**DO THIS:**
Every record should be written out exactly, with the pictures left out.
++++ RECORDS FOR THIS TASK
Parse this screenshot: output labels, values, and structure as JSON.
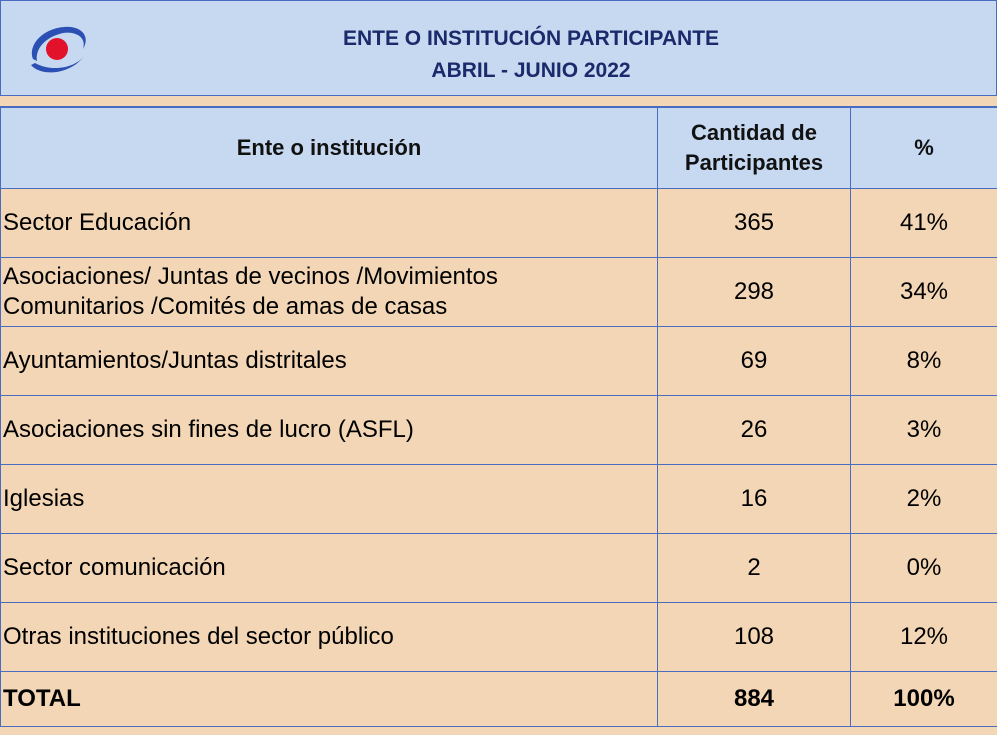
{
  "header": {
    "title": "ENTE O INSTITUCIÓN PARTICIPANTE",
    "subtitle": "ABRIL - JUNIO 2022"
  },
  "table": {
    "columns": [
      "Ente o institución",
      "Cantidad de\nParticipantes",
      "%"
    ],
    "rows": [
      [
        "Sector Educación",
        "365",
        "41%"
      ],
      [
        "Asociaciones/ Juntas de vecinos /Movimientos\nComunitarios /Comités de amas de casas",
        "298",
        "34%"
      ],
      [
        "Ayuntamientos/Juntas distritales",
        "69",
        "8%"
      ],
      [
        "Asociaciones sin fines de lucro (ASFL)",
        "26",
        "3%"
      ],
      [
        "Iglesias",
        "16",
        "2%"
      ],
      [
        "Sector comunicación",
        "2",
        "0%"
      ],
      [
        "Otras instituciones del sector público",
        "108",
        "12%"
      ]
    ],
    "total": [
      "TOTAL",
      "884",
      "100%"
    ]
  }
}
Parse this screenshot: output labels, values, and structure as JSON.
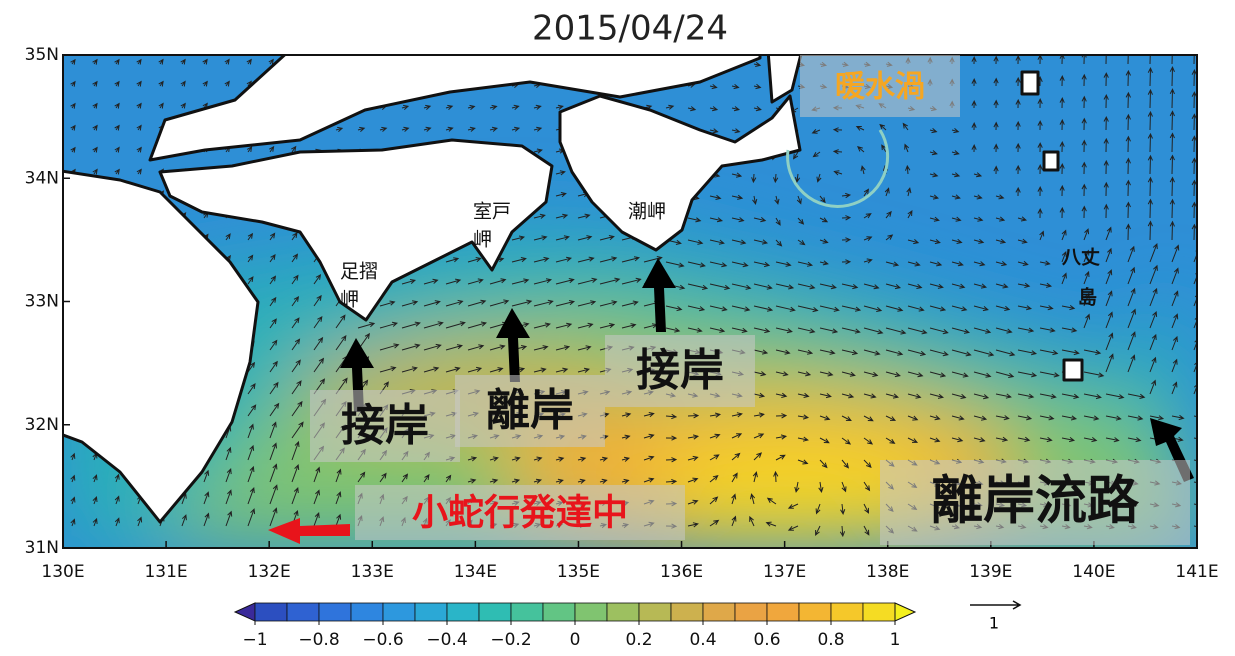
++++++++
**EXERCISE OUTPUT:**
Parse this screenshot: output labels, values, and structure as JSON.
{
  "header": {
    "title": "ENTE O INSTITUCIÓN PARTICIPANTE",
    "subtitle": "ABRIL - JUNIO 2022"
  },
  "table": {
    "columns": [
      "Ente o institución",
      "Cantidad de\nParticipantes",
      "%"
    ],
    "rows": [
      [
        "Sector Educación",
        "365",
        "41%"
      ],
      [
        "Asociaciones/ Juntas de vecinos /Movimientos\nComunitarios /Comités de amas de casas",
        "298",
        "34%"
      ],
      [
        "Ayuntamientos/Juntas distritales",
        "69",
        "8%"
      ],
      [
        "Asociaciones sin fines de lucro (ASFL)",
        "26",
        "3%"
      ],
      [
        "Iglesias",
        "16",
        "2%"
      ],
      [
        "Sector comunicación",
        "2",
        "0%"
      ],
      [
        "Otras instituciones del sector público",
        "108",
        "12%"
      ]
    ],
    "total": [
      "TOTAL",
      "884",
      "100%"
    ]
  }
}
Parse this screenshot: output labels, values, and structure as JSON.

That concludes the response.